====== DATA RECORDS

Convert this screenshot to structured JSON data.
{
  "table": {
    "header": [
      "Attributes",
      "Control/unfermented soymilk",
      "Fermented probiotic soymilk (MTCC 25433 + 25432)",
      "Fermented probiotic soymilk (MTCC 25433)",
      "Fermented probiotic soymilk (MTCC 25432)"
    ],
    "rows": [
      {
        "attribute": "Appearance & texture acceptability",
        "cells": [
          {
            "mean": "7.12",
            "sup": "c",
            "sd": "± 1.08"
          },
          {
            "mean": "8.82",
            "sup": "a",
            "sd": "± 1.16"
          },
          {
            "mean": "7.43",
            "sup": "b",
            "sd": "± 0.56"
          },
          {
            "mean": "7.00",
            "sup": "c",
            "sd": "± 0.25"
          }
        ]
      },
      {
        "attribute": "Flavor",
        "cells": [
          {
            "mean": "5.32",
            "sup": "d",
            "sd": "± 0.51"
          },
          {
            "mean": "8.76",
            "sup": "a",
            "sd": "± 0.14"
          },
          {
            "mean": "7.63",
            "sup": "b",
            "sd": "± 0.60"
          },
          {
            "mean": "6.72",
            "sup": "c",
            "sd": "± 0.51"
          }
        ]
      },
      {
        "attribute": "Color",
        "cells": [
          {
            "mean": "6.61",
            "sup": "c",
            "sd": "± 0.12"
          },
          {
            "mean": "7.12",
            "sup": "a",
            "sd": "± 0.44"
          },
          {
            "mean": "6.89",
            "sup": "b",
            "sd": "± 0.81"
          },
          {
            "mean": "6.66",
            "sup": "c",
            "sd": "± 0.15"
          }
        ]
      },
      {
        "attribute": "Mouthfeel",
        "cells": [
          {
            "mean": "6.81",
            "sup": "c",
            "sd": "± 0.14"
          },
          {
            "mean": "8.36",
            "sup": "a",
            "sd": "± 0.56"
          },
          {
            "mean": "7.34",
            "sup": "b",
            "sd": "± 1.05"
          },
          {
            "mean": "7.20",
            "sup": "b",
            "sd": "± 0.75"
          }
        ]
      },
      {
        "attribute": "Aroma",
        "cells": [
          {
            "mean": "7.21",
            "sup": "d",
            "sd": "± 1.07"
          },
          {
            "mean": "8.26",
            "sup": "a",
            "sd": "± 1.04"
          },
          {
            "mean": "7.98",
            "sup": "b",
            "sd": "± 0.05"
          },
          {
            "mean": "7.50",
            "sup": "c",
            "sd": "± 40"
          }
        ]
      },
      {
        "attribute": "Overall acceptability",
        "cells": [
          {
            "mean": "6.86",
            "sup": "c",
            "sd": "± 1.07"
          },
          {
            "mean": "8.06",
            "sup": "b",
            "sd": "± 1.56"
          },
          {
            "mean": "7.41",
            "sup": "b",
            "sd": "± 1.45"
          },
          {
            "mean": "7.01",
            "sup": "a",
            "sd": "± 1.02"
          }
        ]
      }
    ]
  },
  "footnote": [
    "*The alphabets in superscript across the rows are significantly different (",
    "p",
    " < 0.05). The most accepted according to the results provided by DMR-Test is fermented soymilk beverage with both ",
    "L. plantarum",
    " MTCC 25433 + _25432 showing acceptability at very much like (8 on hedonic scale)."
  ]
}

============

Give back all the data exactly as written.

Convert this screenshot to structured JSON data.
{
  "table": {
    "header": [
      "Attributes",
      "Control/unfermented soymilk",
      "Fermented probiotic soymilk (MTCC 25433 + 25432)",
      "Fermented probiotic soymilk (MTCC 25433)",
      "Fermented probiotic soymilk (MTCC 25432)"
    ],
    "rows": [
      {
        "attribute": "Appearance & texture acceptability",
        "cells": [
          {
            "mean": "7.12",
            "sup": "c",
            "sd": "± 1.08"
          },
          {
            "mean": "8.82",
            "sup": "a",
            "sd": "± 1.16"
          },
          {
            "mean": "7.43",
            "sup": "b",
            "sd": "± 0.56"
          },
          {
            "mean": "7.00",
            "sup": "c",
            "sd": "± 0.25"
          }
        ]
      },
      {
        "attribute": "Flavor",
        "cells": [
          {
            "mean": "5.32",
            "sup": "d",
            "sd": "± 0.51"
          },
          {
            "mean": "8.76",
            "sup": "a",
            "sd": "± 0.14"
          },
          {
            "mean": "7.63",
            "sup": "b",
            "sd": "± 0.60"
          },
          {
            "mean": "6.72",
            "sup": "c",
            "sd": "± 0.51"
          }
        ]
      },
      {
        "attribute": "Color",
        "cells": [
          {
            "mean": "6.61",
            "sup": "c",
            "sd": "± 0.12"
          },
          {
            "mean": "7.12",
            "sup": "a",
            "sd": "± 0.44"
          },
          {
            "mean": "6.89",
            "sup": "b",
            "sd": "± 0.81"
          },
          {
            "mean": "6.66",
            "sup": "c",
            "sd": "± 0.15"
          }
        ]
      },
      {
        "attribute": "Mouthfeel",
        "cells": [
          {
            "mean": "6.81",
            "sup": "c",
            "sd": "± 0.14"
          },
          {
            "mean": "8.36",
            "sup": "a",
            "sd": "± 0.56"
          },
          {
            "mean": "7.34",
            "sup": "b",
            "sd": "± 1.05"
          },
          {
            "mean": "7.20",
            "sup": "b",
            "sd": "± 0.75"
          }
        ]
      },
      {
        "attribute": "Aroma",
        "cells": [
          {
            "mean": "7.21",
            "sup": "d",
            "sd": "± 1.07"
          },
          {
            "mean": "8.26",
            "sup": "a",
            "sd": "± 1.04"
          },
          {
            "mean": "7.98",
            "sup": "b",
            "sd": "± 0.05"
          },
          {
            "mean": "7.50",
            "sup": "c",
            "sd": "± 40"
          }
        ]
      },
      {
        "attribute": "Overall acceptability",
        "cells": [
          {
            "mean": "6.86",
            "sup": "c",
            "sd": "± 1.07"
          },
          {
            "mean": "8.06",
            "sup": "b",
            "sd": "± 1.56"
          },
          {
            "mean": "7.41",
            "sup": "b",
            "sd": "± 1.45"
          },
          {
            "mean": "7.01",
            "sup": "a",
            "sd": "± 1.02"
          }
        ]
      }
    ]
  },
  "footnote": [
    "*The alphabets in superscript across the rows are significantly different (",
    "p",
    " < 0.05). The most accepted according to the results provided by DMR-Test is fermented soymilk beverage with both ",
    "L. plantarum",
    " MTCC 25433 + _25432 showing acceptability at very much like (8 on hedonic scale)."
  ]
}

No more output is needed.